In the copy, include every entry exactly but none of the pictures.

• **Provided records**
--- Begin ---

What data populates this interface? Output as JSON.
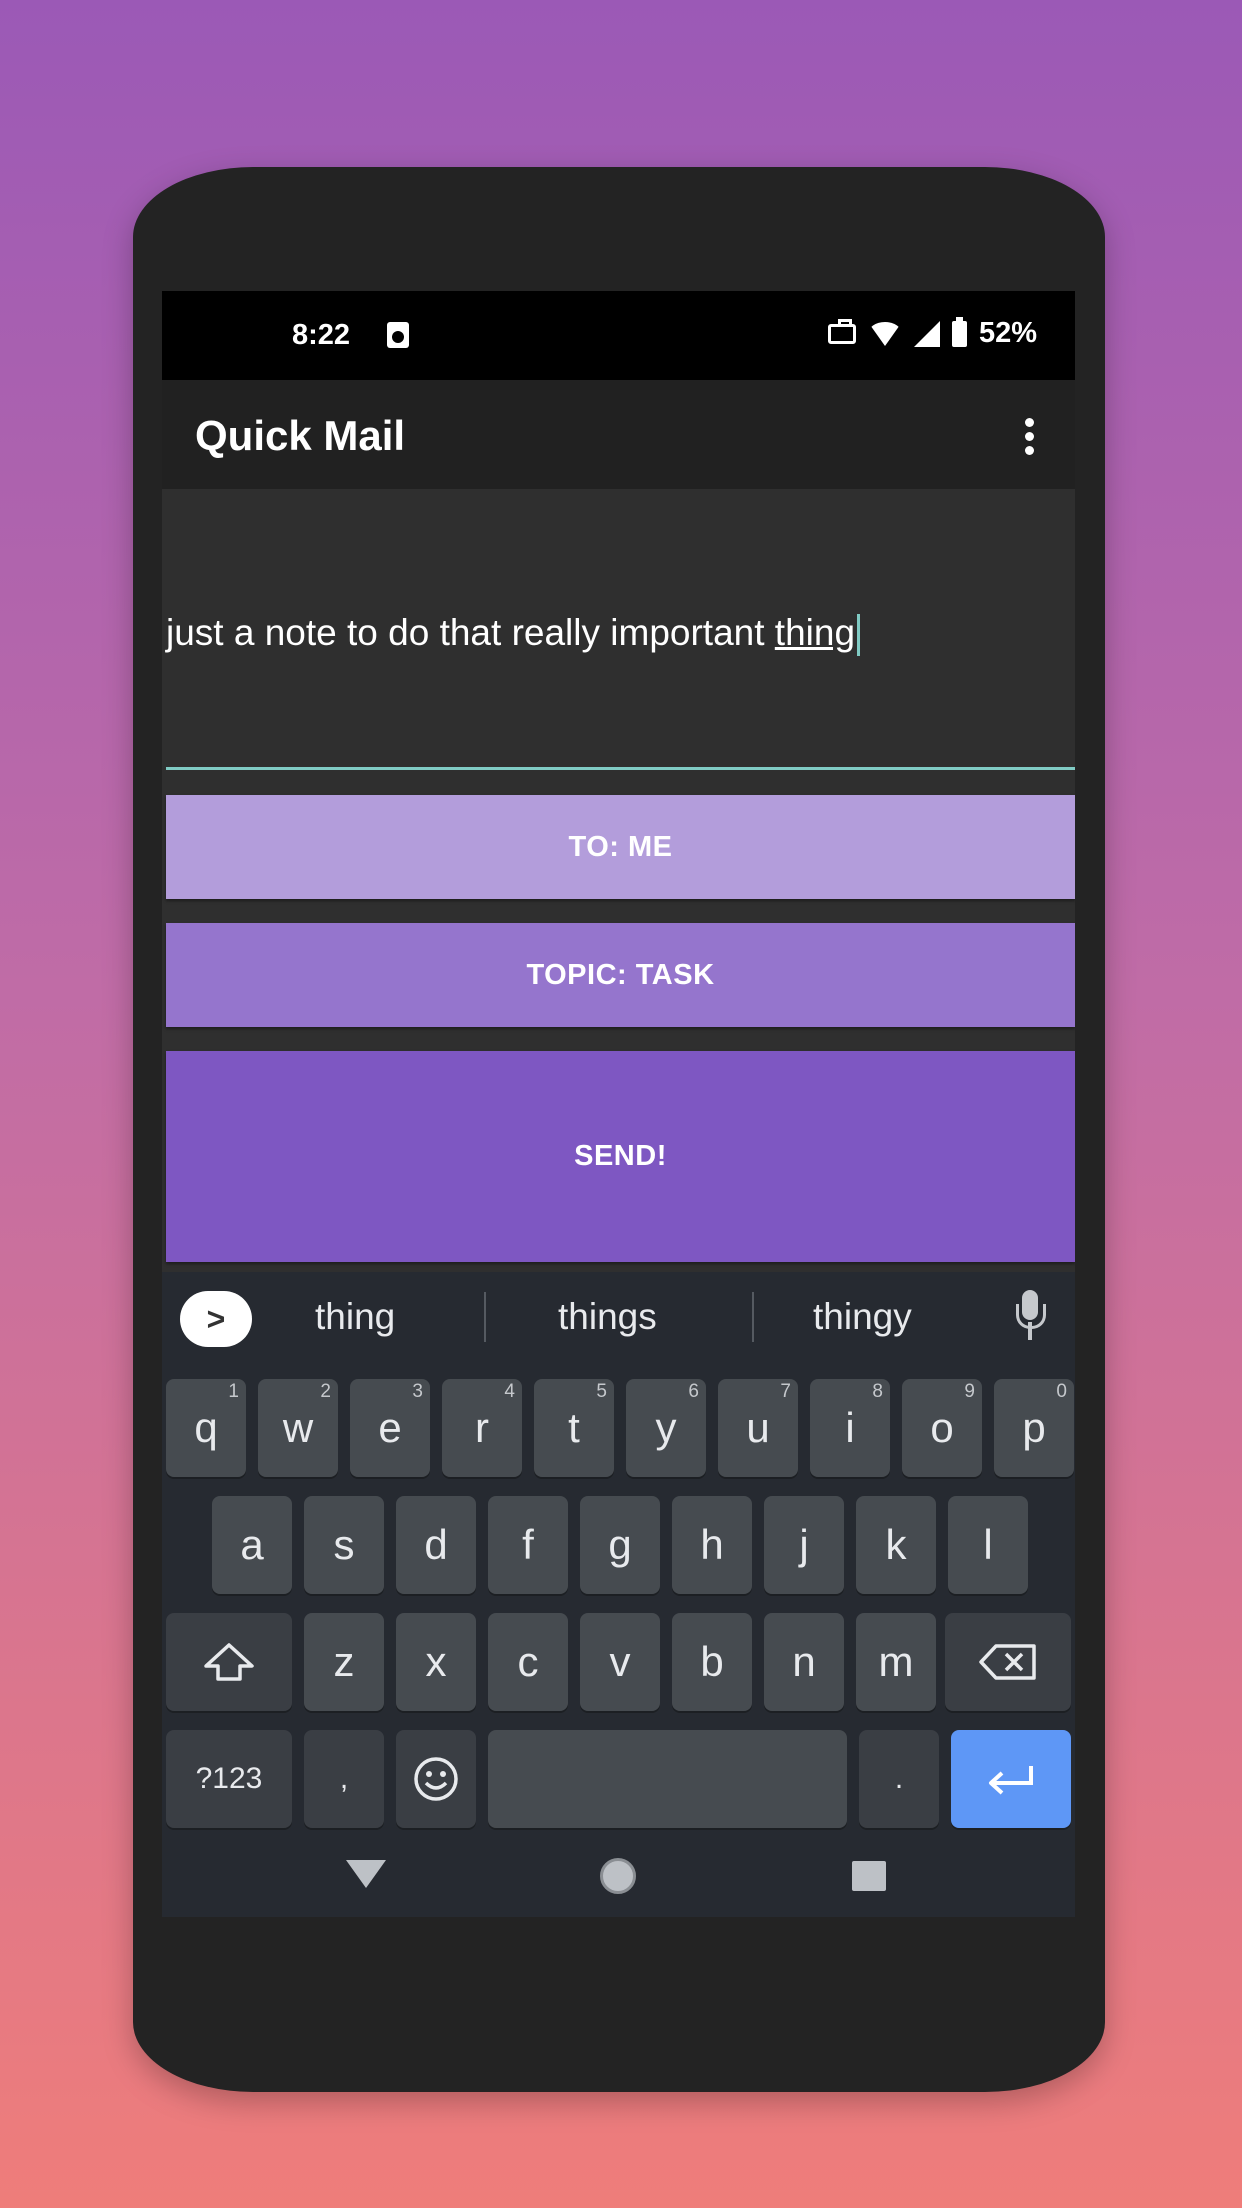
{
  "status": {
    "time": "8:22",
    "battery": "52%"
  },
  "app": {
    "title": "Quick Mail"
  },
  "editor": {
    "text_prefix": "just a note to do that really important ",
    "text_current_word": "thing"
  },
  "buttons": {
    "to": "TO: ME",
    "topic": "TOPIC: TASK",
    "send": "SEND!"
  },
  "suggestions": [
    "thing",
    "things",
    "thingy"
  ],
  "keyboard": {
    "row1": [
      {
        "k": "q",
        "h": "1"
      },
      {
        "k": "w",
        "h": "2"
      },
      {
        "k": "e",
        "h": "3"
      },
      {
        "k": "r",
        "h": "4"
      },
      {
        "k": "t",
        "h": "5"
      },
      {
        "k": "y",
        "h": "6"
      },
      {
        "k": "u",
        "h": "7"
      },
      {
        "k": "i",
        "h": "8"
      },
      {
        "k": "o",
        "h": "9"
      },
      {
        "k": "p",
        "h": "0"
      }
    ],
    "row2": [
      "a",
      "s",
      "d",
      "f",
      "g",
      "h",
      "j",
      "k",
      "l"
    ],
    "row3": [
      "z",
      "x",
      "c",
      "v",
      "b",
      "n",
      "m"
    ],
    "symbols_label": "?123",
    "comma": ",",
    "period": "."
  },
  "colors": {
    "accent": "#80cbc4",
    "button_to": "#b39ddb",
    "button_topic": "#9575cd",
    "button_send": "#7e57c2",
    "enter_key": "#5e97f6"
  },
  "icons": [
    "record-icon",
    "work-profile-icon",
    "wifi-icon",
    "signal-icon",
    "battery-icon",
    "overflow-menu-icon",
    "expand-suggestions-icon",
    "mic-icon",
    "shift-icon",
    "backspace-icon",
    "emoji-icon",
    "enter-icon",
    "nav-back-icon",
    "nav-home-icon",
    "nav-recents-icon"
  ]
}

--- End ---

• **Completed task**
What data populates this interface? Output as JSON.
{
  "status": {
    "time": "8:22",
    "battery": "52%"
  },
  "app": {
    "title": "Quick Mail"
  },
  "editor": {
    "text_prefix": "just a note to do that really important ",
    "text_current_word": "thing"
  },
  "buttons": {
    "to": "TO: ME",
    "topic": "TOPIC: TASK",
    "send": "SEND!"
  },
  "suggestions": [
    "thing",
    "things",
    "thingy"
  ],
  "keyboard": {
    "row1": [
      {
        "k": "q",
        "h": "1"
      },
      {
        "k": "w",
        "h": "2"
      },
      {
        "k": "e",
        "h": "3"
      },
      {
        "k": "r",
        "h": "4"
      },
      {
        "k": "t",
        "h": "5"
      },
      {
        "k": "y",
        "h": "6"
      },
      {
        "k": "u",
        "h": "7"
      },
      {
        "k": "i",
        "h": "8"
      },
      {
        "k": "o",
        "h": "9"
      },
      {
        "k": "p",
        "h": "0"
      }
    ],
    "row2": [
      "a",
      "s",
      "d",
      "f",
      "g",
      "h",
      "j",
      "k",
      "l"
    ],
    "row3": [
      "z",
      "x",
      "c",
      "v",
      "b",
      "n",
      "m"
    ],
    "symbols_label": "?123",
    "comma": ",",
    "period": "."
  },
  "colors": {
    "accent": "#80cbc4",
    "button_to": "#b39ddb",
    "button_topic": "#9575cd",
    "button_send": "#7e57c2",
    "enter_key": "#5e97f6"
  },
  "icons": [
    "record-icon",
    "work-profile-icon",
    "wifi-icon",
    "signal-icon",
    "battery-icon",
    "overflow-menu-icon",
    "expand-suggestions-icon",
    "mic-icon",
    "shift-icon",
    "backspace-icon",
    "emoji-icon",
    "enter-icon",
    "nav-back-icon",
    "nav-home-icon",
    "nav-recents-icon"
  ]
}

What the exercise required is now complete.